Stored data entries
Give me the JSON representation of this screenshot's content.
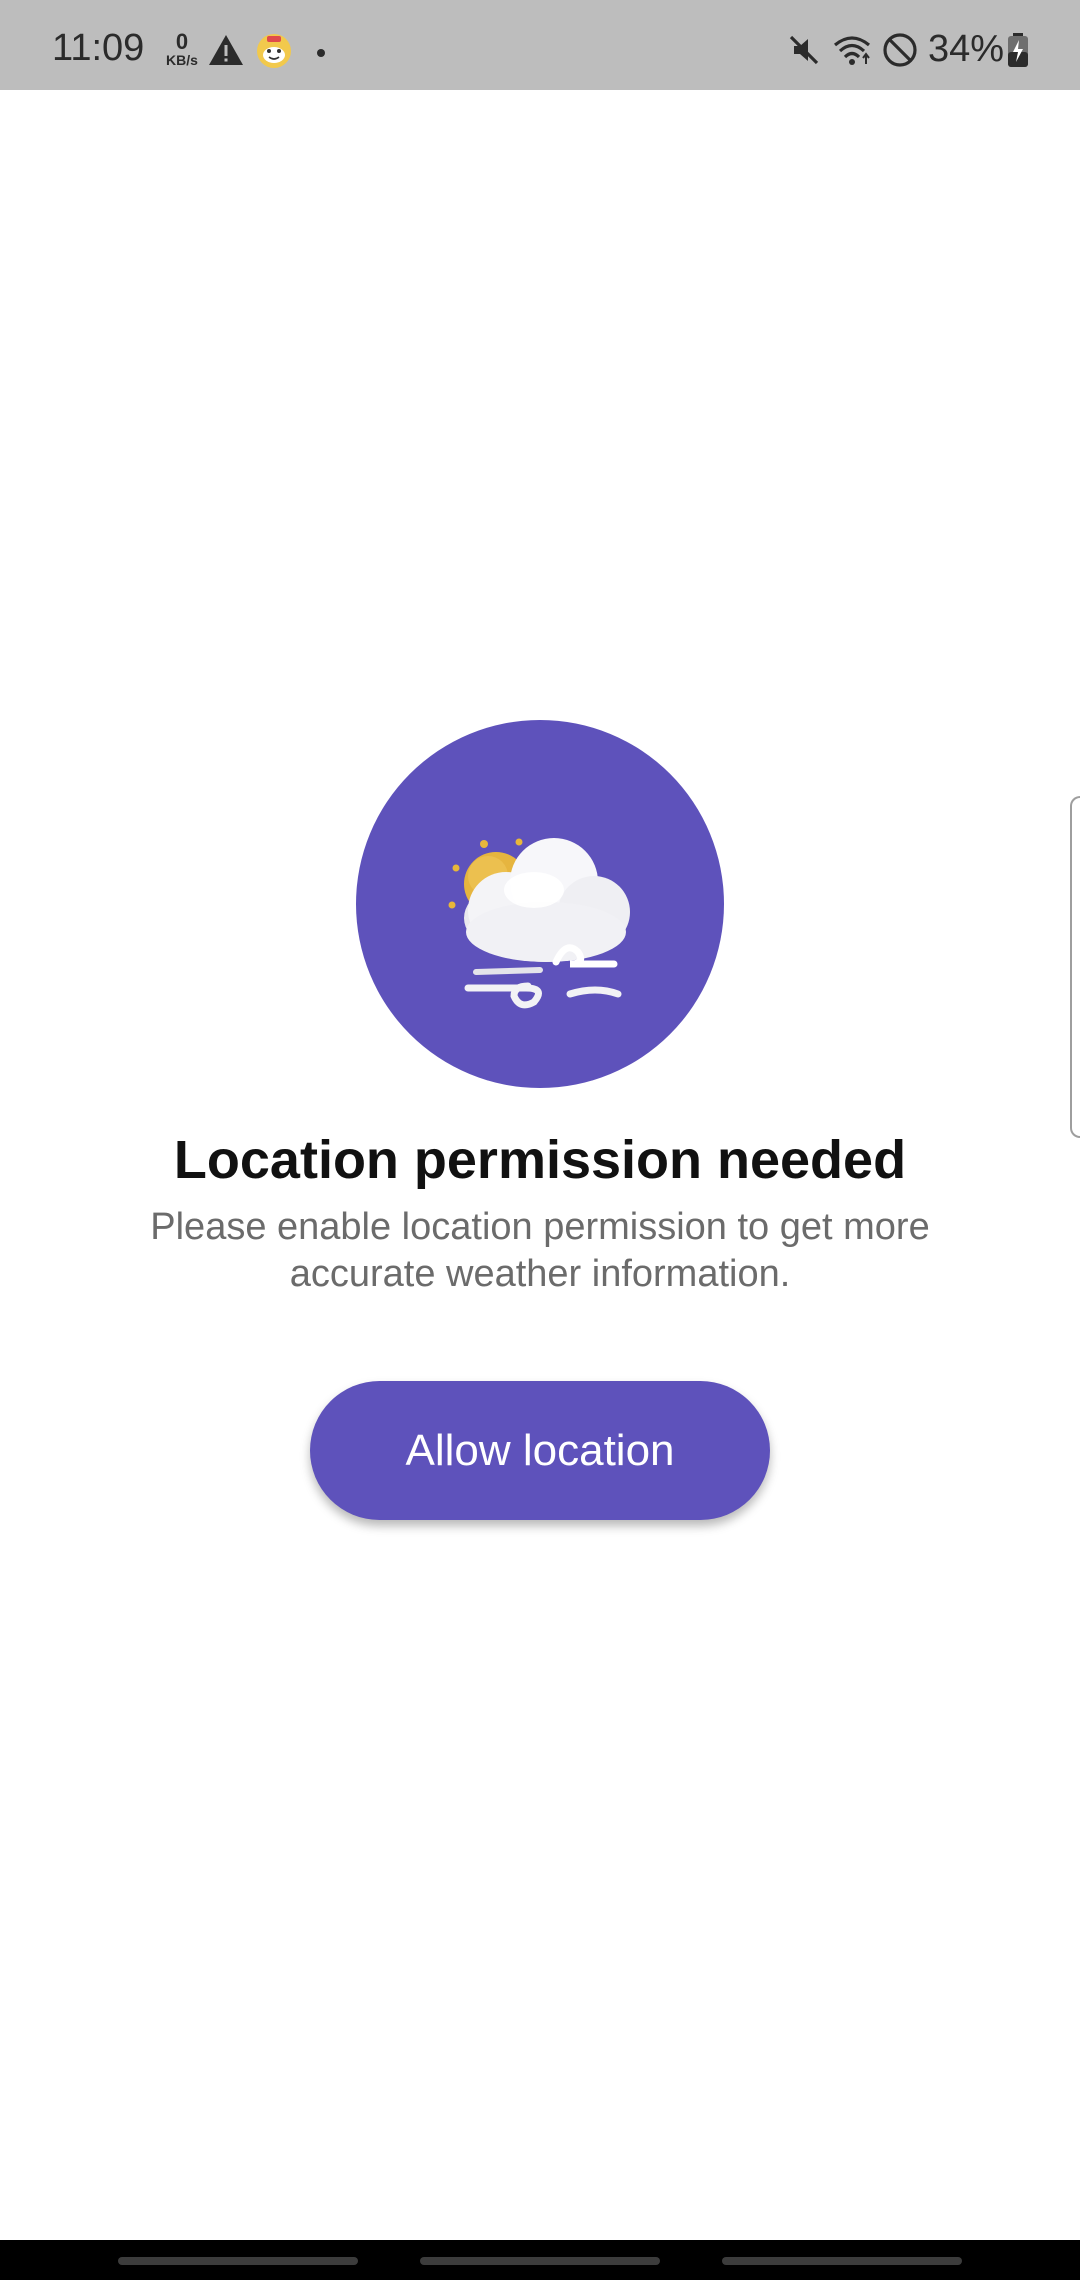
{
  "status_bar": {
    "time": "11:09",
    "net_speed_value": "0",
    "net_speed_unit": "KB/s",
    "battery_percent": "34%",
    "icons": [
      "warning-icon",
      "app-notification-icon",
      "dot-icon",
      "mute-icon",
      "wifi-icon",
      "do-not-disturb-icon",
      "battery-icon"
    ]
  },
  "main": {
    "illustration": "weather-cloud-sun-wind-icon",
    "title": "Location permission needed",
    "message": "Please enable location permission to get more accurate weather information.",
    "allow_button_label": "Allow location"
  },
  "colors": {
    "accent": "#5e52bb",
    "status_bar_bg": "#bdbdbd",
    "title_text": "#111111",
    "message_text": "#6b6b6b"
  }
}
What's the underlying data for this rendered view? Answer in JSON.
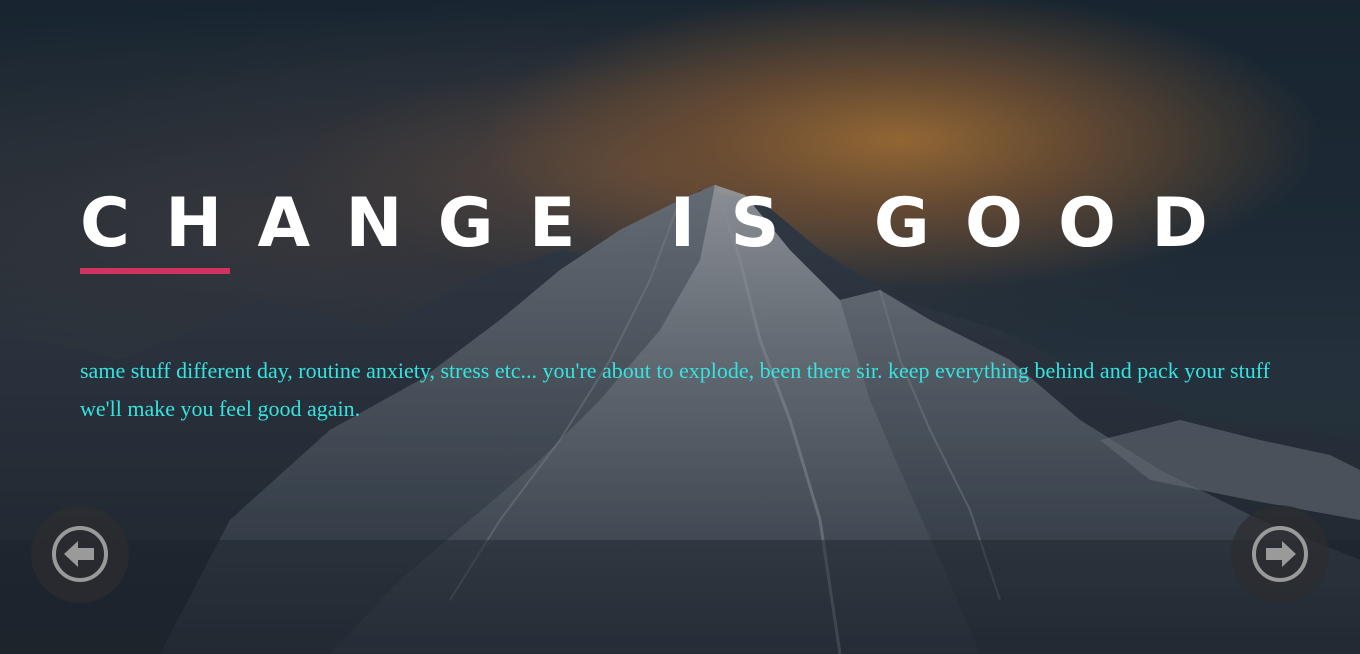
{
  "hero": {
    "title": "CHANGE IS GOOD",
    "tagline": "same stuff different day, routine anxiety, stress etc... you're about to explode, been there sir. keep everything behind and pack your stuff we'll make you feel good again."
  },
  "navigation": {
    "prev_icon": "arrow-left-circle-icon",
    "next_icon": "arrow-right-circle-icon"
  },
  "colors": {
    "title": "#ffffff",
    "accent_underline": "#d1325f",
    "tagline": "#36e3de",
    "nav_button_bg": "#2d2d30",
    "nav_icon": "#9a9a9a"
  }
}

DIRECTIVE: Check each line of the entries above for the word "permission". List the ones that have it.

THE RESULT:
    "title": "Location permission needed",
    "message": "Please enable location permission to get more accurate weather information.",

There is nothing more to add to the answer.